## Start Exercise inputs
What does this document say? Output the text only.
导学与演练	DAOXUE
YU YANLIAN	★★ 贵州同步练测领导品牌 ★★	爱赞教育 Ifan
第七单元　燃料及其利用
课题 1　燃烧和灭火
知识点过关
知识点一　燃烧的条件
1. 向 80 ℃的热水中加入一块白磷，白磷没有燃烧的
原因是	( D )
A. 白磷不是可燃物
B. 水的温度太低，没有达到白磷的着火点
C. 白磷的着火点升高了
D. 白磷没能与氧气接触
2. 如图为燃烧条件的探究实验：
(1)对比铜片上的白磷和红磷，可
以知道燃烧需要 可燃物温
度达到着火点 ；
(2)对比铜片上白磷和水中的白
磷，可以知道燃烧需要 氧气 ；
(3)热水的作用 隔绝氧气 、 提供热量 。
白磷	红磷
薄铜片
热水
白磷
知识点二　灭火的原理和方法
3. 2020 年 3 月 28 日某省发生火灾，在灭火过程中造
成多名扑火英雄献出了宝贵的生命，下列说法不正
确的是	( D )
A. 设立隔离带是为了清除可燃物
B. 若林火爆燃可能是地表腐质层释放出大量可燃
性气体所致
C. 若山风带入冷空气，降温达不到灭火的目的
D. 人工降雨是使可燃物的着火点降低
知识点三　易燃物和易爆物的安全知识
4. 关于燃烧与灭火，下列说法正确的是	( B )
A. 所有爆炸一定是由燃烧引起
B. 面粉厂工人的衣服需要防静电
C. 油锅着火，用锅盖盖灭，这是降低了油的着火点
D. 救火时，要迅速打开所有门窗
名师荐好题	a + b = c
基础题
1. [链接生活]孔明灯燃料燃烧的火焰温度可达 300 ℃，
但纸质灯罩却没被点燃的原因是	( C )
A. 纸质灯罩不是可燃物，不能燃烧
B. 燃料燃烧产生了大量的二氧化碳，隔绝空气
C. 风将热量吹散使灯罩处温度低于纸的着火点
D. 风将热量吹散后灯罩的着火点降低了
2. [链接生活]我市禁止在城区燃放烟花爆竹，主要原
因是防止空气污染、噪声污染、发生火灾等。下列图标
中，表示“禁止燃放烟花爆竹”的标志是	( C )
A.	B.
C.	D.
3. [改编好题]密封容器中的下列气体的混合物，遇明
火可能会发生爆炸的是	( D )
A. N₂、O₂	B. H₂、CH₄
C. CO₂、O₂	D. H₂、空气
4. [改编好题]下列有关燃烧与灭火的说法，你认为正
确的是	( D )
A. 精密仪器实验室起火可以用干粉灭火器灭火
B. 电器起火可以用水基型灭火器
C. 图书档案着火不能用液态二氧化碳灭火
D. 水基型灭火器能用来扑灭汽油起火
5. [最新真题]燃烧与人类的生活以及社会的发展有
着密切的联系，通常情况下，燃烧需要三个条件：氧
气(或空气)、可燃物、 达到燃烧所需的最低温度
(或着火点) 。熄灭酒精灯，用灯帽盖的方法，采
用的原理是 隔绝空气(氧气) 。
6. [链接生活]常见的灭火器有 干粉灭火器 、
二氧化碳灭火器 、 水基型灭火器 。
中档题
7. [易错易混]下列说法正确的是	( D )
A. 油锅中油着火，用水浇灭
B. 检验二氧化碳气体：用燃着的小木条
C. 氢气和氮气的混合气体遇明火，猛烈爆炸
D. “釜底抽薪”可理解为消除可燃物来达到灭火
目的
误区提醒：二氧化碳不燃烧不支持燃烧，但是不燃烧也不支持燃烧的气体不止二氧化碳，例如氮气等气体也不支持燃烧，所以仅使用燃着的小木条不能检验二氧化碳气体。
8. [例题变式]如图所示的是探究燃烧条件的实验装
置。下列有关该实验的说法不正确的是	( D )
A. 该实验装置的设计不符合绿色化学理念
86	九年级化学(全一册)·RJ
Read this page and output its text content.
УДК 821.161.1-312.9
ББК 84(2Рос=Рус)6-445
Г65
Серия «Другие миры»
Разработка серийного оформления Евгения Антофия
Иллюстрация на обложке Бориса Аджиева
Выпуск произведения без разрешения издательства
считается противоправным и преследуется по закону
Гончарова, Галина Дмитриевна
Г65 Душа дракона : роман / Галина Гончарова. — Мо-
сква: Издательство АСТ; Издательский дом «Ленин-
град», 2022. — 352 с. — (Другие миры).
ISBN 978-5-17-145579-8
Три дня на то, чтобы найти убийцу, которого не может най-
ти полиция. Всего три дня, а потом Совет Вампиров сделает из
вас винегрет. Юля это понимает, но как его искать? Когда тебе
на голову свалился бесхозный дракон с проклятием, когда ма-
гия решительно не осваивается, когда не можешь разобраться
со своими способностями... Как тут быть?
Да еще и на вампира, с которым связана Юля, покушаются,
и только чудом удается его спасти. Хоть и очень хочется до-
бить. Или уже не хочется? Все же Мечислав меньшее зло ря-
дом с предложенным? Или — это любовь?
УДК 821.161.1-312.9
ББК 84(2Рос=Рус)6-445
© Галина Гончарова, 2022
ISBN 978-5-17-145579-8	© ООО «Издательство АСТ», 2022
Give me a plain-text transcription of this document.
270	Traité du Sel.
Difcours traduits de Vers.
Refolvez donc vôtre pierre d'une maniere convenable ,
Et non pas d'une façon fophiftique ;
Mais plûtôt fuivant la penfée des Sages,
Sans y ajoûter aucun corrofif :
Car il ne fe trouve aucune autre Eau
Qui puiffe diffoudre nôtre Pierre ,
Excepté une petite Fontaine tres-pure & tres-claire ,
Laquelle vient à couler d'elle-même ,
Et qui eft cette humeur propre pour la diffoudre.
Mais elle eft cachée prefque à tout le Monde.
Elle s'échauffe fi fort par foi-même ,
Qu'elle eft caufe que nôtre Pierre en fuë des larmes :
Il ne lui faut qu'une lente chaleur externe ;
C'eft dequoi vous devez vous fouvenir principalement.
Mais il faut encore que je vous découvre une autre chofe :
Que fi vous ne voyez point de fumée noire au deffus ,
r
## End Exercise inputs
Extract every line above exactly as it stands.

**Correct output:**
What does this document say? Output the text only.
导学与演练	DAOXUE
YU YANLIAN	★★ 贵州同步练测领导品牌 ★★	爱赞教育 Ifan
第七单元　燃料及其利用
课题 1　燃烧和灭火
知识点过关
知识点一　燃烧的条件
1. 向 80 ℃的热水中加入一块白磷，白磷没有燃烧的
原因是	( D )
A. 白磷不是可燃物
B. 水的温度太低，没有达到白磷的着火点
C. 白磷的着火点升高了
D. 白磷没能与氧气接触
2. 如图为燃烧条件的探究实验：
(1)对比铜片上的白磷和红磷，可
以知道燃烧需要 可燃物温
度达到着火点 ；
(2)对比铜片上白磷和水中的白
磷，可以知道燃烧需要 氧气 ；
(3)热水的作用 隔绝氧气 、 提供热量 。
白磷	红磷
薄铜片
热水
白磷
知识点二　灭火的原理和方法
3. 2020 年 3 月 28 日某省发生火灾，在灭火过程中造
成多名扑火英雄献出了宝贵的生命，下列说法不正
确的是	( D )
A. 设立隔离带是为了清除可燃物
B. 若林火爆燃可能是地表腐质层释放出大量可燃
性气体所致
C. 若山风带入冷空气，降温达不到灭火的目的
D. 人工降雨是使可燃物的着火点降低
知识点三　易燃物和易爆物的安全知识
4. 关于燃烧与灭火，下列说法正确的是	( B )
A. 所有爆炸一定是由燃烧引起
B. 面粉厂工人的衣服需要防静电
C. 油锅着火，用锅盖盖灭，这是降低了油的着火点
D. 救火时，要迅速打开所有门窗
名师荐好题	a + b = c
基础题
1. [链接生活]孔明灯燃料燃烧的火焰温度可达 300 ℃，
但纸质灯罩却没被点燃的原因是	( C )
A. 纸质灯罩不是可燃物，不能燃烧
B. 燃料燃烧产生了大量的二氧化碳，隔绝空气
C. 风将热量吹散使灯罩处温度低于纸的着火点
D. 风将热量吹散后灯罩的着火点降低了
2. [链接生活]我市禁止在城区燃放烟花爆竹，主要原
因是防止空气污染、噪声污染、发生火灾等。下列图标
中，表示“禁止燃放烟花爆竹”的标志是	( C )
A.	B.
C.	D.
3. [改编好题]密封容器中的下列气体的混合物，遇明
火可能会发生爆炸的是	( D )
A. N₂、O₂	B. H₂、CH₄
C. CO₂、O₂	D. H₂、空气
4. [改编好题]下列有关燃烧与灭火的说法，你认为正
确的是	( D )
A. 精密仪器实验室起火可以用干粉灭火器灭火
B. 电器起火可以用水基型灭火器
C. 图书档案着火不能用液态二氧化碳灭火
D. 水基型灭火器能用来扑灭汽油起火
5. [最新真题]燃烧与人类的生活以及社会的发展有
着密切的联系，通常情况下，燃烧需要三个条件：氧
气(或空气)、可燃物、 达到燃烧所需的最低温度
(或着火点) 。熄灭酒精灯，用灯帽盖的方法，采
用的原理是 隔绝空气(氧气) 。
6. [链接生活]常见的灭火器有 干粉灭火器 、
二氧化碳灭火器 、 水基型灭火器 。
中档题
7. [易错易混]下列说法正确的是	( D )
A. 油锅中油着火，用水浇灭
B. 检验二氧化碳气体：用燃着的小木条
C. 氢气和氮气的混合气体遇明火，猛烈爆炸
D. “釜底抽薪”可理解为消除可燃物来达到灭火
目的
误区提醒：二氧化碳不燃烧不支持燃烧，但是不燃烧也不支持燃烧的气体不止二氧化碳，例如氮气等气体也不支持燃烧，所以仅使用燃着的小木条不能检验二氧化碳气体。
8. [例题变式]如图所示的是探究燃烧条件的实验装
置。下列有关该实验的说法不正确的是	( D )
A. 该实验装置的设计不符合绿色化学理念
86	九年级化学(全一册)·RJ
Read this page and output its text content.
УДК 821.161.1-312.9
ББК 84(2Рос=Рус)6-445
Г65
Серия «Другие миры»
Разработка серийного оформления Евгения Антофия
Иллюстрация на обложке Бориса Аджиева
Выпуск произведения без разрешения издательства
считается противоправным и преследуется по закону
Гончарова, Галина Дмитриевна
Г65 Душа дракона : роман / Галина Гончарова. — Мо-
сква: Издательство АСТ; Издательский дом «Ленин-
град», 2022. — 352 с. — (Другие миры).
ISBN 978-5-17-145579-8
Три дня на то, чтобы найти убийцу, которого не может най-
ти полиция. Всего три дня, а потом Совет Вампиров сделает из
вас винегрет. Юля это понимает, но как его искать? Когда тебе
на голову свалился бесхозный дракон с проклятием, когда ма-
гия решительно не осваивается, когда не можешь разобраться
со своими способностями... Как тут быть?
Да еще и на вампира, с которым связана Юля, покушаются,
и только чудом удается его спасти. Хоть и очень хочется до-
бить. Или уже не хочется? Все же Мечислав меньшее зло ря-
дом с предложенным? Или — это любовь?
УДК 821.161.1-312.9
ББК 84(2Рос=Рус)6-445
© Галина Гончарова, 2022
ISBN 978-5-17-145579-8	© ООО «Издательство АСТ», 2022
Give me a plain-text transcription of this document.
270	Traité du Sel.
Difcours traduits de Vers.
Refolvez donc vôtre pierre d'une maniere convenable ,
Et non pas d'une façon fophiftique ;
Mais plûtôt fuivant la penfée des Sages,
Sans y ajoûter aucun corrofif :
Car il ne fe trouve aucune autre Eau
Qui puiffe diffoudre nôtre Pierre ,
Excepté une petite Fontaine tres-pure & tres-claire ,
Laquelle vient à couler d'elle-même ,
Et qui eft cette humeur propre pour la diffoudre.
Mais elle eft cachée prefque à tout le Monde.
Elle s'échauffe fi fort par foi-même ,
Qu'elle eft caufe que nôtre Pierre en fuë des larmes :
Il ne lui faut qu'une lente chaleur externe ;
C'eft dequoi vous devez vous fouvenir principalement.
Mais il faut encore que je vous découvre une autre chofe :
Que fi vous ne voyez point de fumée noire au deffus ,
r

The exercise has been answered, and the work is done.